[Passage given]:

Mar 22, 2024 2:30:07 PM org.apache.beam.sdk.extensions.sql.impl.CalciteQueryPlanner convertToBeamRel
INFO: BEAMPlan>
BeamCalcRel(expr#0..1=[{inputs}], proj#0..1=[{exprs}])
  BeamAggregationRel(group=[{0}], c=[COUNT()])
    BeamIOSourceRel(table=[[beam, PCOLLECTION]])

Mar 22, 2024 2:30:08 PM org.apache.beam.sdk.util.construction.Environments$JavaVersion forSpecification
WARNING: Unsupported Java version: 18, falling back to: 17

Row:

Row: 
event_name:abc
c:1

If you give me more details on your pipeline, I can try to reproduce, but if you can model yours more like the one I posted above and see if that resolves the issue, that would be a good first step.


As far as...

Event_name column is correct, but why C0? and not c?

This is to avoid name collision. In your query, you select a column c and also create a column c by aggregating count(*), so this is working as expected.

brachipa commented 7 months ago

Hi @Polber . Thanks for checking it out. I run your example and it works me fine, but once I added a new field to the schema it stopped working and event is outputted as event and not as its alias name: added id field:

   Schema SCHEMA = Schema.of(Schema.Field.of("event", Schema.FieldType.STRING)
                , Schema.Field.of("id", Schema.FieldType.INT32)); //new field added
        Pipeline pipeline = Pipeline.create();
        PCollection<Row> input = pipeline.apply(
                Create.of(
                        Row.withSchema(SCHEMA).withFieldValue("event", "abc")
                                .withFieldValue("id", 222) //new field added
                                .build()

[The exercise]:
List every operator that appears in the query plan logged in the Beam SQL thread, from top to bottom.

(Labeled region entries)
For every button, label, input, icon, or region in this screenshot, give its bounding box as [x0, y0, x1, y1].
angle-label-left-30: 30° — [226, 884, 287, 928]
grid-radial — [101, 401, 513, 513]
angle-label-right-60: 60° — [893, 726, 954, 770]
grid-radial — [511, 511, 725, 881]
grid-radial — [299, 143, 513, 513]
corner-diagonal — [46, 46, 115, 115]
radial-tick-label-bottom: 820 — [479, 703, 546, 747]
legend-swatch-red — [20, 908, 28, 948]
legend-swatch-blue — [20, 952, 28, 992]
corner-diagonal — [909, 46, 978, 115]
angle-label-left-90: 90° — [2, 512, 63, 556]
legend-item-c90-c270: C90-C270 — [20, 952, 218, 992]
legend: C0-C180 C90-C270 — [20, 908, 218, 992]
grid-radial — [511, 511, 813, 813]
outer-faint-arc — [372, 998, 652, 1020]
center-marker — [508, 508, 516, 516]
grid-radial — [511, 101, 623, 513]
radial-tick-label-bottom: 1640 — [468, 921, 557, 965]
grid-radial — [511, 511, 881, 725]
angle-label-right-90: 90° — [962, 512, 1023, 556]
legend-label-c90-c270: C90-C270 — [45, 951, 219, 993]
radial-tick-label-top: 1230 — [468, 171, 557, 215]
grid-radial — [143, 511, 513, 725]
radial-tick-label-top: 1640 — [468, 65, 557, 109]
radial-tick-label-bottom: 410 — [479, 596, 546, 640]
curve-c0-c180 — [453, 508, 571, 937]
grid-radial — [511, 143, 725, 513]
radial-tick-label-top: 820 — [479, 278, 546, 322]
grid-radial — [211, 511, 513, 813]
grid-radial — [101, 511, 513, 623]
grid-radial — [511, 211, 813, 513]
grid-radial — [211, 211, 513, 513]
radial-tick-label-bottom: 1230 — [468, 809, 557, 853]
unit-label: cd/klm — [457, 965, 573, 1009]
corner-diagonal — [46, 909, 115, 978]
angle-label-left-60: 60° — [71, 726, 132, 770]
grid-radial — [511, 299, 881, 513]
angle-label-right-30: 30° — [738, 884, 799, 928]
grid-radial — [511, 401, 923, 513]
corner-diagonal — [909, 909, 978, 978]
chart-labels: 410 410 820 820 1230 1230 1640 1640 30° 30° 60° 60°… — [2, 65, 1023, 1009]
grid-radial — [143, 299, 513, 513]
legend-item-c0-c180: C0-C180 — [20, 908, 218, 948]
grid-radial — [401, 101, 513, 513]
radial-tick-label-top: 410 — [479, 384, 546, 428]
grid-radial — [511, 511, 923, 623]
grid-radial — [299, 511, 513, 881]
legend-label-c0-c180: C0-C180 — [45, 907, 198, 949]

[The answer]:
BeamCalcRel
BeamAggregationRel
BeamIOSourceRel